Copy every line that mentions the word "sparql".

(Dataset items)
—————
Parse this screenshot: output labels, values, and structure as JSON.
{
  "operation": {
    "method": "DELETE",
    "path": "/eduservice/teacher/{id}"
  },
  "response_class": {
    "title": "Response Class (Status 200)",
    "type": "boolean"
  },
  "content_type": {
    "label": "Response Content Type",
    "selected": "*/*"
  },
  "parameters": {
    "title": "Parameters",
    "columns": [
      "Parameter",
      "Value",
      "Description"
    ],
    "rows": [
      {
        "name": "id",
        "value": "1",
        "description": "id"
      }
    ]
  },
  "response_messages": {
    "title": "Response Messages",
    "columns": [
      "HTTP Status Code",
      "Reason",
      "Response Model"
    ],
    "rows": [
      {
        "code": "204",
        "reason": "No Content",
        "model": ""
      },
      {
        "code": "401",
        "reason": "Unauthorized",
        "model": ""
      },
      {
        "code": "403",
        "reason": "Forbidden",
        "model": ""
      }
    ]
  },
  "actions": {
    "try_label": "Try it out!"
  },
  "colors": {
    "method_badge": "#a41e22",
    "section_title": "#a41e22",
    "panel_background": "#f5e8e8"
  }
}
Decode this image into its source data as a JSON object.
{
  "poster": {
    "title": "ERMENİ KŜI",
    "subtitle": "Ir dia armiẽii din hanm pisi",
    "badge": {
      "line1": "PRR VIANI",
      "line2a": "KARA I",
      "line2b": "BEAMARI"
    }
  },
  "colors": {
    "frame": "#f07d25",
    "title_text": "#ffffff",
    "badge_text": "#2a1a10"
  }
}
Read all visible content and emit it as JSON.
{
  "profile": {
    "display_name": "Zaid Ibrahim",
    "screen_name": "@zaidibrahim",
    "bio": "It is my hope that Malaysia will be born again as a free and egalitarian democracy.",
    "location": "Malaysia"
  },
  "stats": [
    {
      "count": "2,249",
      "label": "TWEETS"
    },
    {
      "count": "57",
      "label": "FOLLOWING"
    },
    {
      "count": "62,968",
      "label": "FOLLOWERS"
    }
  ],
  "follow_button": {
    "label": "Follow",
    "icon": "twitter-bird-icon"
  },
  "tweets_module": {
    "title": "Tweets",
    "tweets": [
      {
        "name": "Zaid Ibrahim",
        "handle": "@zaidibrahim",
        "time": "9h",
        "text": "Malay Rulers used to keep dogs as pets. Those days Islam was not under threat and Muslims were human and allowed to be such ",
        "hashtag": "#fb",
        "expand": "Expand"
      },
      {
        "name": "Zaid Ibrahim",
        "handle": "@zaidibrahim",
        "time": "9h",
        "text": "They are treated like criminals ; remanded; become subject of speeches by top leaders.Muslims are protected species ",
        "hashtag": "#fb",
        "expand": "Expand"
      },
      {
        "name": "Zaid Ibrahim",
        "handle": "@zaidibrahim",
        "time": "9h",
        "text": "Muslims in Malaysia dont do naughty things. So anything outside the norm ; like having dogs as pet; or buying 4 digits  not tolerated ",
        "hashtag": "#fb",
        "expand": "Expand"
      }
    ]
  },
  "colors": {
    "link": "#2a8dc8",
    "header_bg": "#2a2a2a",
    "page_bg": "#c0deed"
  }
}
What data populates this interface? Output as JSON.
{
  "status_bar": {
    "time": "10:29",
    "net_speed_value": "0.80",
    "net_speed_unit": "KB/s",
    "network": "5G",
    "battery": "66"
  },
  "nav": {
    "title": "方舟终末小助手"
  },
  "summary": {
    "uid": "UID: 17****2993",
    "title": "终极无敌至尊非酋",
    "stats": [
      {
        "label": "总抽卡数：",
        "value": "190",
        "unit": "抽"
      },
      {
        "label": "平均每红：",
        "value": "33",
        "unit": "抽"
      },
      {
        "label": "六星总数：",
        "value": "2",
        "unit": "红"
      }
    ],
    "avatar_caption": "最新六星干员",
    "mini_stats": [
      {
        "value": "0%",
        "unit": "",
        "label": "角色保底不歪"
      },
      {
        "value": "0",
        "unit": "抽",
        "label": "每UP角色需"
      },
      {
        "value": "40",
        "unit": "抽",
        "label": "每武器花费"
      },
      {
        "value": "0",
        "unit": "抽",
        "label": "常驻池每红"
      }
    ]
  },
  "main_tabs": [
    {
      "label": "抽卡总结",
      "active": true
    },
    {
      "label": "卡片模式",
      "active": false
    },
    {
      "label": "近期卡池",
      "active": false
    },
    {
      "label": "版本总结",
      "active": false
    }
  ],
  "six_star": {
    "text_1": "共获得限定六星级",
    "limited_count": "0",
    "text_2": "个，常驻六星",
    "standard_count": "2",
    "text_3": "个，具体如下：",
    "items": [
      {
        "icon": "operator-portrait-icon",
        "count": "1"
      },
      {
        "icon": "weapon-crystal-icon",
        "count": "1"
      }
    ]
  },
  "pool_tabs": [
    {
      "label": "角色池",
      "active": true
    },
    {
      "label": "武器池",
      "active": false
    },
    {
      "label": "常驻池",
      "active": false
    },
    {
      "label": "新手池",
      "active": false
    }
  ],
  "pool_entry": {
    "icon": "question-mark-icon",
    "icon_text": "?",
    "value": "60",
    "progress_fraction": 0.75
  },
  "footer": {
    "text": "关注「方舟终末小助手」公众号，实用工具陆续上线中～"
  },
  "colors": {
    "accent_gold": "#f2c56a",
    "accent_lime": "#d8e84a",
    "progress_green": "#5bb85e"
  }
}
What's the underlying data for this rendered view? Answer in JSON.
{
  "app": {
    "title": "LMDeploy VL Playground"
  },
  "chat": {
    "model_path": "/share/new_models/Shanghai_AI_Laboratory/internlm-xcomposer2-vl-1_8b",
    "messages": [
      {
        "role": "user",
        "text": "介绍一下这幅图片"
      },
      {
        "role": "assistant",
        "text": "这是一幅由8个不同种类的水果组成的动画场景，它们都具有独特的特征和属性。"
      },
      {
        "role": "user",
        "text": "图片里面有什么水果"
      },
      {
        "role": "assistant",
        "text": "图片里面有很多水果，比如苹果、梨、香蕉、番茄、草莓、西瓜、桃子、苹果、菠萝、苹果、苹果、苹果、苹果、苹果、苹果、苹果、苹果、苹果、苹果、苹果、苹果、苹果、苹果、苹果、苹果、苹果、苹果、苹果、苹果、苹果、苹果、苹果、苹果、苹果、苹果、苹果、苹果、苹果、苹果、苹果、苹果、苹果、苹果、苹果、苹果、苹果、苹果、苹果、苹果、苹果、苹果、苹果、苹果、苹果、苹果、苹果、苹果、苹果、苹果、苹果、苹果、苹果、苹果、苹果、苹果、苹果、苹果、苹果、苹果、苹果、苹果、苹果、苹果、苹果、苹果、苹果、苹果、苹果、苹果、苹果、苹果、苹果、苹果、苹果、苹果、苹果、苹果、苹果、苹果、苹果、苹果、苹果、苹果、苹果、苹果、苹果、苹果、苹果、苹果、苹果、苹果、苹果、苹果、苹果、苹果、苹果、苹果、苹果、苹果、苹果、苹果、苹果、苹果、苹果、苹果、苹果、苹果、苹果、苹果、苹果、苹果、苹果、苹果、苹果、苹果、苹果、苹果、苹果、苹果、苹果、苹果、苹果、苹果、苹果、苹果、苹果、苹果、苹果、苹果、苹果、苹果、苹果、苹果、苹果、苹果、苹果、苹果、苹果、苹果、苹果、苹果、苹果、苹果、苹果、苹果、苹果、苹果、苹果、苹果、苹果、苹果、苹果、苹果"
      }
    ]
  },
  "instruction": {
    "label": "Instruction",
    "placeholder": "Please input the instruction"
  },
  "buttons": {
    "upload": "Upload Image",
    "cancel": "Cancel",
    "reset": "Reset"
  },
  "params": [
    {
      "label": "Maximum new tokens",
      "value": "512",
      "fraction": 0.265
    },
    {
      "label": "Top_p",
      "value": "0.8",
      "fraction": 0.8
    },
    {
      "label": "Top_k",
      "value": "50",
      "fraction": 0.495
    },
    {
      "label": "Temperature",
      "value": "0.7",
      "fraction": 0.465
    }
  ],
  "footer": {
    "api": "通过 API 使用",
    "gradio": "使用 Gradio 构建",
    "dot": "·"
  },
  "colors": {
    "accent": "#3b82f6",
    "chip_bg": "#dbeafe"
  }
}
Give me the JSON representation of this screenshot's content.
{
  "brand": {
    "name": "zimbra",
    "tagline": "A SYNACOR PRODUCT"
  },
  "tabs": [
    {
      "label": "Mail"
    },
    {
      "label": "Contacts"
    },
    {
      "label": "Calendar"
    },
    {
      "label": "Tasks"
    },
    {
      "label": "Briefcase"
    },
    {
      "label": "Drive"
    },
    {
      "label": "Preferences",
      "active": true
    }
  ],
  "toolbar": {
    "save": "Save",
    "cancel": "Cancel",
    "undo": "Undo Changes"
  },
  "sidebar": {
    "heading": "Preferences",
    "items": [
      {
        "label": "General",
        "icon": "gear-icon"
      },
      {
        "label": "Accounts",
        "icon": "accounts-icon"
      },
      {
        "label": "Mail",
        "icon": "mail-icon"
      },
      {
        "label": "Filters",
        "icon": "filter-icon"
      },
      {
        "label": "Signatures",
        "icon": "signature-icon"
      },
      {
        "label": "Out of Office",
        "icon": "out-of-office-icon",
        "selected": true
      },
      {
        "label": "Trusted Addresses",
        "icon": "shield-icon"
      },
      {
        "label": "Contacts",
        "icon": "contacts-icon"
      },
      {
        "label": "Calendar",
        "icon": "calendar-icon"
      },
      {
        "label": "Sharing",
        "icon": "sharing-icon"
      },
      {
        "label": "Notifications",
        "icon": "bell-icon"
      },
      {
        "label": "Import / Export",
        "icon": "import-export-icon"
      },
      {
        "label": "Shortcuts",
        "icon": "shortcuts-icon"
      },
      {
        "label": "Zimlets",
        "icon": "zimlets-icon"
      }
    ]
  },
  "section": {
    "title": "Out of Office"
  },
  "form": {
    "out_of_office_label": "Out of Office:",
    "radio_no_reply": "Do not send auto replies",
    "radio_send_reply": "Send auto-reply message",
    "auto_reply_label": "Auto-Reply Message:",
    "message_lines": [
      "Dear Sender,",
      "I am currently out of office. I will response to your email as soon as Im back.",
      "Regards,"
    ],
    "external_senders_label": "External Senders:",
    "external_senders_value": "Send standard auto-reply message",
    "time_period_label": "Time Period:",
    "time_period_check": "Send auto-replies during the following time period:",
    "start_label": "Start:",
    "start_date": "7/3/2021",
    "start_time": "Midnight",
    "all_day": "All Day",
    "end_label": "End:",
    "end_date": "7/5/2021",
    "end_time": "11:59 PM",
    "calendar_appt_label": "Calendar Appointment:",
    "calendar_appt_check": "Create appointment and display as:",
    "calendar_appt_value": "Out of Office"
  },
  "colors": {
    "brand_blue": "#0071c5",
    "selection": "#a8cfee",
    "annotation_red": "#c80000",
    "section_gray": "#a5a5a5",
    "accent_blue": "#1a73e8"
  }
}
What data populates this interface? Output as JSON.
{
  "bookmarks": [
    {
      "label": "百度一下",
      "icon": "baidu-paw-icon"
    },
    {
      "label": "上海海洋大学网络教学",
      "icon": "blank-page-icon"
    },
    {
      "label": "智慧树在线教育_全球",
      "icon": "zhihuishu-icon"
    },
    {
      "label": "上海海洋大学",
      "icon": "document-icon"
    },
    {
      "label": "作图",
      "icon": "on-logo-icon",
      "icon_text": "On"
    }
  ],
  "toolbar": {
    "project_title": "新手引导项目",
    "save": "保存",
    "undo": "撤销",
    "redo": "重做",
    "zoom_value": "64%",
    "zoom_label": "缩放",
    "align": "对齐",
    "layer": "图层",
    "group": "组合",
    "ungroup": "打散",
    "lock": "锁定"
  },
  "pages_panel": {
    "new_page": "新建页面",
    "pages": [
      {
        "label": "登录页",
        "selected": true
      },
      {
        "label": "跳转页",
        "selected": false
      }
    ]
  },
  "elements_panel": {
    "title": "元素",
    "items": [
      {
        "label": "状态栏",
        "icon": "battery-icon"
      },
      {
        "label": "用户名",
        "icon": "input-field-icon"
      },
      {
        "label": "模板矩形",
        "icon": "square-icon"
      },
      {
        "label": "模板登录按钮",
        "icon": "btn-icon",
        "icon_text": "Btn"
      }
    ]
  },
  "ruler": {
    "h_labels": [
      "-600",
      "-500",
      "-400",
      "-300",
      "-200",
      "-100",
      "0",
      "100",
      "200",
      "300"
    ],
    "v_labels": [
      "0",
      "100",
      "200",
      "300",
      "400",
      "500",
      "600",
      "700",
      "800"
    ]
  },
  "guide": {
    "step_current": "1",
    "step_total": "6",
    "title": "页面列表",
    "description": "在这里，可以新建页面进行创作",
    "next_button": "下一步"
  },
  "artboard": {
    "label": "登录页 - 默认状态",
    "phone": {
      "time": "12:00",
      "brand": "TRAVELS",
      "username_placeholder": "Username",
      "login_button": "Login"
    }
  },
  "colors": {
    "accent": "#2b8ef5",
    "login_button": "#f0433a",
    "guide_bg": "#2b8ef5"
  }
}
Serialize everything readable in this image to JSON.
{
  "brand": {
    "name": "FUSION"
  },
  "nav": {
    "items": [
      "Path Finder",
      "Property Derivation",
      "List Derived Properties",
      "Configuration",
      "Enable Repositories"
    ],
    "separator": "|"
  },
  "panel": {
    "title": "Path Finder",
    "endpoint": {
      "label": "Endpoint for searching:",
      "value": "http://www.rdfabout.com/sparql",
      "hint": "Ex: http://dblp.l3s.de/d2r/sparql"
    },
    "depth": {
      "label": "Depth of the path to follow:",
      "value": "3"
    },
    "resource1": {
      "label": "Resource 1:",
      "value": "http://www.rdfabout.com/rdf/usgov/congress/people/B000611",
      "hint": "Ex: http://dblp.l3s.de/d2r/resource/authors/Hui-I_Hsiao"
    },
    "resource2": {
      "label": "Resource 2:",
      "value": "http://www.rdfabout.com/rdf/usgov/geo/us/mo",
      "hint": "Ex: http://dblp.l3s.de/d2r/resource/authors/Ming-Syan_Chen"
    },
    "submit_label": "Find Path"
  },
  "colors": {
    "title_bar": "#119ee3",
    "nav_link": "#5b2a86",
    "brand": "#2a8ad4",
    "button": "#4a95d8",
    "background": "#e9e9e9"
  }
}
—————
> **Complete response**:
      "value": "http://www.rdfabout.com/sparql",
      "hint": "Ex: http://dblp.l3s.de/d2r/sparql"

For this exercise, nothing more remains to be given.